━━ Фрагмент документа ━━

Снимается сцена на пароходе. Сегодняшняя, взрослая Ольга, уже известный поэт, едет в Углич. Шлюз. Ольга стоит, опершись о корму, и смотрит, как постепенно мокрая серая стена шлюза становится все выше, выше — и переходит в такую же мокрую стену камеры, где лежит Ольга и разговаривает с доктором Солнцевым. В тюрьме ее, беременную, били, у нее случился выкидыш, после чего она никогда не могла иметь детей… А потом — опять резкий возврат в действительность: на палубе молодежь твистует под модную песню того времени, орущую из громкоговорителя: «Будет солнце, будет вьюга, будет…», а старая Ольга сидит за столиком в ресторане, небрежным жестом выпивает рюмочку водки и так же полунасмешливо-полунебрежно пишет автограф на только что вышедшем сборнике стихов. Она уже известный поэт, ее узнают… Но как же сложен, трагичен был путь к этой известности, к этой ее чуть рассеянной небрежности! Что это? Наплыв воспоминаний? Нет. Стихи…
Задача была трудная. Нужно было сыграть не просто роль. Нужно было заставить зрителя проникнуть в душевный мир поэта в минуты творческого озарения. Связать настоящее с прошлым, личное с общим. Словом, через жизнь поэта показать вехи времени, когда трагедия личной судьбы сопрягается с трагедией исторической. Проследить этот путь поэта от детских стихов до «колокола на башне вечевой».
В драматургии фильма причудливо сочетались воспоминания, видения и сегодняшняя жизнь героини. Такая структура требовала полифоничного киновоплощения.
К счастью, на картине собрались талантливые люди. В незнаемое мы шли вместе.
По техническим условиям тогдашней пленки нельзя было, например, смешивать черно-белое изображение с цветным, а Маргарита Михайловна Пилихина, оператор фильма, хотела снимать блокадный Ленинград графично — в черно-белой гамме. Поэтому эти сцены снимались на цветную пленку, а от цвета избавлялись другими средствами: черно-белые костюмы, специальный грим (серый тон — от которого шарахались даже ко всему привычные люди на студии). Многие сцены, даже павильонные, снимались на натуре, например: госпиталь, блокадная квартира. Зима в ту пору была, как говорили, такая же холодная и жестокая, как в блокадном Ленинграде. На одной из съемок Маргарита Михайловна так отморозила нос, что лопнула кожа. Была тысячная массовка, и она продолжала снимать. А чтобы легче вести панораму, она, сидя на морозе, разувалась и снимала перчатки. Это детали, но они характерны для нашей группы — все работали самоотверженно…Ольга провожает мужа в ополчение и вместе с ним в колонне идет по набережной. Кто-то запевает:
«Вставай, страна огромная!

━━━
━━ Выборка данных ━━

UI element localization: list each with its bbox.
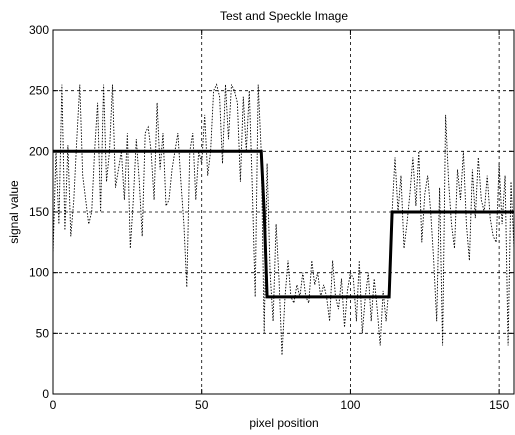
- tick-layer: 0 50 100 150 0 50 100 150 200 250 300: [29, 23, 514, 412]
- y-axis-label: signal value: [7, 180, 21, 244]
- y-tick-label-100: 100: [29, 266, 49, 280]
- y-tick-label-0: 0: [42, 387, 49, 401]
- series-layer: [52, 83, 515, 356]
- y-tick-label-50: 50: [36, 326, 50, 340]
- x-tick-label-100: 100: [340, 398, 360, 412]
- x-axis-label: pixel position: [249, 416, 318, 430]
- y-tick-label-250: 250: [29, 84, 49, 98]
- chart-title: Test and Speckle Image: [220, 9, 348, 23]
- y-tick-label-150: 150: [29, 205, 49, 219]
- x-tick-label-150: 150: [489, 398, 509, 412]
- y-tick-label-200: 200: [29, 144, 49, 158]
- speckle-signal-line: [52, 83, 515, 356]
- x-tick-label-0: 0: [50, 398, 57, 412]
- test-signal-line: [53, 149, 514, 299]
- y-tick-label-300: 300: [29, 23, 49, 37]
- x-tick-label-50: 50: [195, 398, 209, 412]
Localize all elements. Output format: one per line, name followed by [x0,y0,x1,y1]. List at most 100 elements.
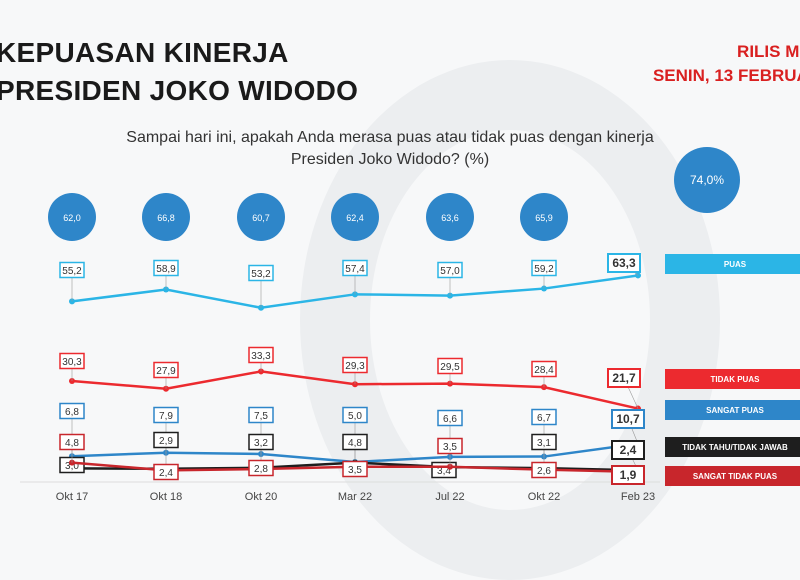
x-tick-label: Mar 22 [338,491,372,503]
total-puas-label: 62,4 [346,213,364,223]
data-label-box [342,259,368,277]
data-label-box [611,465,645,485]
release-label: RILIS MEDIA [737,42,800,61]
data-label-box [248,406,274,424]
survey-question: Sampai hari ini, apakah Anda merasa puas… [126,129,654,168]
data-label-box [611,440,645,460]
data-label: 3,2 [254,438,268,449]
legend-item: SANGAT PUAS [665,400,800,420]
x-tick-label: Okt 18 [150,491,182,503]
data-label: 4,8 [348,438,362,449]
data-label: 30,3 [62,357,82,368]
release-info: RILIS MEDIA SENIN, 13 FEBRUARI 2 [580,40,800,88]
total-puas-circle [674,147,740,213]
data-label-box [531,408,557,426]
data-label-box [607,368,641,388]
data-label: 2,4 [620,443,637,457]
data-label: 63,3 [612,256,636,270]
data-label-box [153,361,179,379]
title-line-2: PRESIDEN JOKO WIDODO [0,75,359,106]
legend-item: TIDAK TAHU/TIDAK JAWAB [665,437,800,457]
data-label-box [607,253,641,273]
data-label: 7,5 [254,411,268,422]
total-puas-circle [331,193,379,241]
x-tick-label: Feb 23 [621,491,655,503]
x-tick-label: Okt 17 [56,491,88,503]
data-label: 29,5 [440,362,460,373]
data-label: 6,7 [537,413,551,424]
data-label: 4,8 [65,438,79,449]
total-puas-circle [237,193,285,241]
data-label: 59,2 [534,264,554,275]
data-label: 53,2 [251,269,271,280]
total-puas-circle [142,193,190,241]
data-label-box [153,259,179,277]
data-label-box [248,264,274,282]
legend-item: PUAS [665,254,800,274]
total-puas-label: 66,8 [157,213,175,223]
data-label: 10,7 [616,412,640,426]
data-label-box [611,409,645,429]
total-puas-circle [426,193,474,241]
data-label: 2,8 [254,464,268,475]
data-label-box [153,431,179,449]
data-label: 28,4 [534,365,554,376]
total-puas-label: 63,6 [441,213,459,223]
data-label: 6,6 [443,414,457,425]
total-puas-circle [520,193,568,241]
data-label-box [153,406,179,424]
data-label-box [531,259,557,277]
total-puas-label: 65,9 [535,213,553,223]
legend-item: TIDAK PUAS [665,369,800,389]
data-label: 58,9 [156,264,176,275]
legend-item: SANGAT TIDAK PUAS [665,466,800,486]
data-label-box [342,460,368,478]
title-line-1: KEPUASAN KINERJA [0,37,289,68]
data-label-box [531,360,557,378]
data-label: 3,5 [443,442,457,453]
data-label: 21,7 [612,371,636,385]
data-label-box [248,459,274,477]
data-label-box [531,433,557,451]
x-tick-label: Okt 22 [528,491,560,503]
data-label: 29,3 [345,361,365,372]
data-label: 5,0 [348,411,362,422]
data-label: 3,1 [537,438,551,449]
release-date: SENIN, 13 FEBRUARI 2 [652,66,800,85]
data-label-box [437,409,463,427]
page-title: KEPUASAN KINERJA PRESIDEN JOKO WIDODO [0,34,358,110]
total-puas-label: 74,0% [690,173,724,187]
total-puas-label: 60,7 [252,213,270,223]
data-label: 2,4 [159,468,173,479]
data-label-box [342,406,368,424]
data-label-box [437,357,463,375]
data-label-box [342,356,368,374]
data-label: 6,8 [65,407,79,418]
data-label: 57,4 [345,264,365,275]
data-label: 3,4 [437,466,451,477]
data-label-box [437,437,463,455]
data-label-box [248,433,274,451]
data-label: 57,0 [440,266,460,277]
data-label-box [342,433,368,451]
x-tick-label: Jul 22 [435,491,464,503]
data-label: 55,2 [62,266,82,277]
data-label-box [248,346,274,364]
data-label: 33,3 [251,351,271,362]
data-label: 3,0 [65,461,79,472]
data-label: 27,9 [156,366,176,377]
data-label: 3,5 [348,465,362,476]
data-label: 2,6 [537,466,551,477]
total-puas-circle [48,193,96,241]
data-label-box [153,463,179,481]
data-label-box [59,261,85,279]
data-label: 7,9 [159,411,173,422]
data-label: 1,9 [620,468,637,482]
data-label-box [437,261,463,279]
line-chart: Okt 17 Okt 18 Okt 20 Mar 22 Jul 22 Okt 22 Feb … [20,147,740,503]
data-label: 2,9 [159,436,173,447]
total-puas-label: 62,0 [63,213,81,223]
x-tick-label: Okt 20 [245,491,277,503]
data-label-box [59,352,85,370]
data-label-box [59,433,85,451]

━━━
━━ Выборка данных ━━

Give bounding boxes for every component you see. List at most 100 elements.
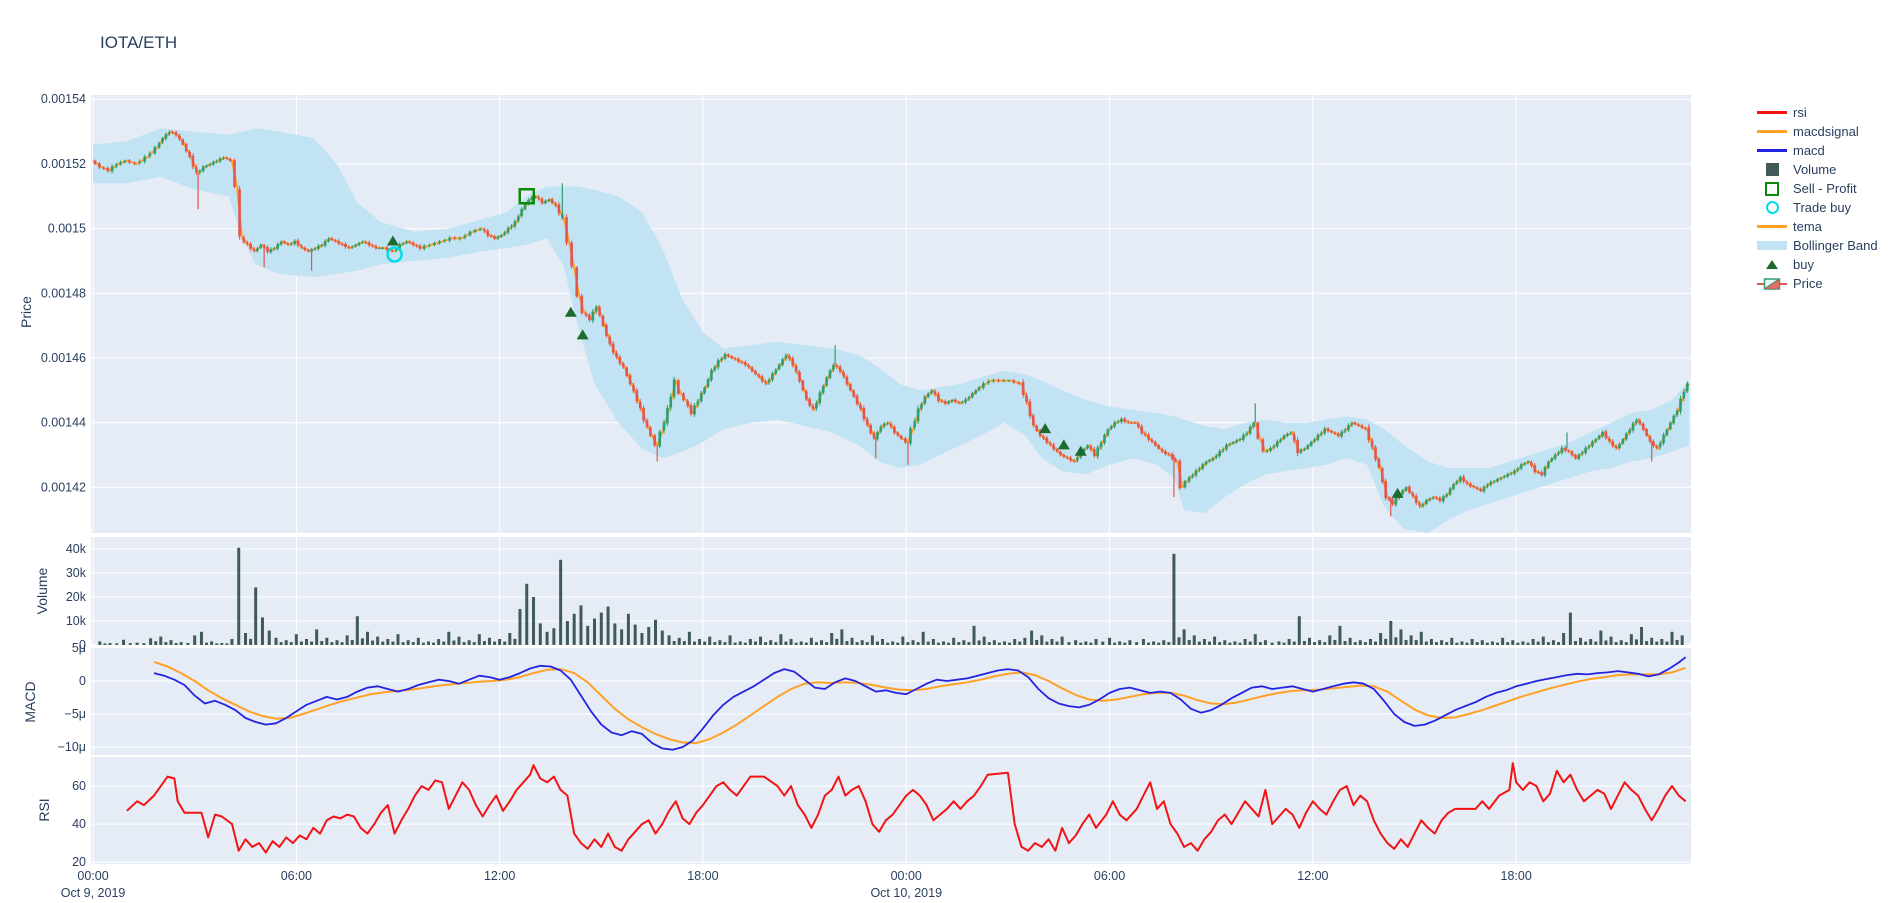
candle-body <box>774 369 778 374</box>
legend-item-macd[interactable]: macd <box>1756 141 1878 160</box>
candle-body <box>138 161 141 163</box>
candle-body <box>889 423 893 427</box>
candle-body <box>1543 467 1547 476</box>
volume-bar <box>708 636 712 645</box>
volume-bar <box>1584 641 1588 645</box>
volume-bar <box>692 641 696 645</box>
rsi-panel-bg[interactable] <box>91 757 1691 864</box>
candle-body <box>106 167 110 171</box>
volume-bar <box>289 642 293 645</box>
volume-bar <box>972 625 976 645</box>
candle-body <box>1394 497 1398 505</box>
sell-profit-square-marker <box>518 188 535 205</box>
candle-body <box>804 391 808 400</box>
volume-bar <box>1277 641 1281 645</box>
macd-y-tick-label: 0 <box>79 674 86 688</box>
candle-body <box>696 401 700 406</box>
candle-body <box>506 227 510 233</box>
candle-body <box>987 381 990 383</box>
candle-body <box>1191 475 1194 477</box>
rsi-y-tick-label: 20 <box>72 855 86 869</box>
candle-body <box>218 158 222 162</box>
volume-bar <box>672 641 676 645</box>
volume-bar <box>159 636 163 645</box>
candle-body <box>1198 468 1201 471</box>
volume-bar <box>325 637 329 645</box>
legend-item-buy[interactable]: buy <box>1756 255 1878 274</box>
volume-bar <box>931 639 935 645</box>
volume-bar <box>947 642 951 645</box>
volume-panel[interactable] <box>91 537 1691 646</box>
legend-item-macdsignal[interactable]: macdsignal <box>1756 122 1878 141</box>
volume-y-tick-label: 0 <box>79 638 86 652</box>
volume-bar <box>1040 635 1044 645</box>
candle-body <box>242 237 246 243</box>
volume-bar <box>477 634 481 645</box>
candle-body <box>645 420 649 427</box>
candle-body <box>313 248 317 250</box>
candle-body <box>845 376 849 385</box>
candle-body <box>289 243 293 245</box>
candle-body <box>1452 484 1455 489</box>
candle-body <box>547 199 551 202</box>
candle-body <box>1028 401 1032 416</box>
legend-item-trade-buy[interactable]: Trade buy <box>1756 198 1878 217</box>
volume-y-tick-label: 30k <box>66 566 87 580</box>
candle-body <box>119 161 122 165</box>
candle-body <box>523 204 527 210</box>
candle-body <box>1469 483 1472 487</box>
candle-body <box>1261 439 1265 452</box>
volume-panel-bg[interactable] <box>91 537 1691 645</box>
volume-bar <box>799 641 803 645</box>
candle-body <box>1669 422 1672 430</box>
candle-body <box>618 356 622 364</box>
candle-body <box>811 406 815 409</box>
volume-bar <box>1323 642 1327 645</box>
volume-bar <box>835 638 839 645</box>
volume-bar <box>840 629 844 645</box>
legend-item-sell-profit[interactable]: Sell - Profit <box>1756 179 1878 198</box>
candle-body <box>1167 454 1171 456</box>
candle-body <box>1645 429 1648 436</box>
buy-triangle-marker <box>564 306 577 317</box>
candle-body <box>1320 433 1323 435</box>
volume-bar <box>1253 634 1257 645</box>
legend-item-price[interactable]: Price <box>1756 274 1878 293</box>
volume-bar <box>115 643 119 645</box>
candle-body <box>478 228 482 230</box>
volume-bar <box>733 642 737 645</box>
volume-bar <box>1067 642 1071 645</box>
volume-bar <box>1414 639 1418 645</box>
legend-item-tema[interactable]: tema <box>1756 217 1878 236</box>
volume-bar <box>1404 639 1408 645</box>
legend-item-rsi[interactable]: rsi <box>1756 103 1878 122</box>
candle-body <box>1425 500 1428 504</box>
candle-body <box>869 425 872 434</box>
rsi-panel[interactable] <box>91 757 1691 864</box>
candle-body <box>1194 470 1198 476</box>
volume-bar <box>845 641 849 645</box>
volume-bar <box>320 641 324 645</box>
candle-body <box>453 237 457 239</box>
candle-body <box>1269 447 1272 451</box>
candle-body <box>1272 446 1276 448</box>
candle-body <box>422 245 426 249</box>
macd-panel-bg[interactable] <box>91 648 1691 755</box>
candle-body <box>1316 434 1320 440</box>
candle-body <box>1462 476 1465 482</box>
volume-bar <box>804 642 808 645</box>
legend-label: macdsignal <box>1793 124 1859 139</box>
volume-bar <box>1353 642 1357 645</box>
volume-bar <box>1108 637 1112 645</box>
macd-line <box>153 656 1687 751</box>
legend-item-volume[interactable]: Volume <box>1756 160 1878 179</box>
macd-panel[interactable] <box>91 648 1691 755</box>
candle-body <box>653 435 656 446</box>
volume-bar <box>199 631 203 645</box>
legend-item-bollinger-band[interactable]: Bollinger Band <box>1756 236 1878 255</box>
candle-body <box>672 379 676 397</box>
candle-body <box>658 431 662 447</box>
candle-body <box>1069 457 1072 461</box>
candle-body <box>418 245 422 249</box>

━━━

→ Задания:
A: Верните из фрагмента о съёмках фильма отрывок, начиная со слов «В драматургии фильма» и заканчивая словами «мы шли вместе.».
B: Ответьте по фрагменту о съёмках фильма:
(i) Куда едет на пароходе взрослая Ольга?
(ii) Кто был оператором фильма?
(iii) В какой гамме оператор хотела снимать блокадный Ленинград?
C: Назовите всех людей, которых фрагмент о съёмках фильма упоминает по имени или фамилии.

→ Ответы:
A:
В драматургии фильма причудливо сочетались воспоминания, видения и сегодняшняя жизнь героини. Такая структура требовала полифоничного киновоплощения.
К счастью, на картине собрались талантливые люди. В незнаемое мы шли вместе.

B:
(i) В Углич.
(ii) Маргарита Михайловна Пилихина.
(iii) В черно-белой.

C: Ольга, доктор Солнцев, Маргарита Михайловна Пилихина.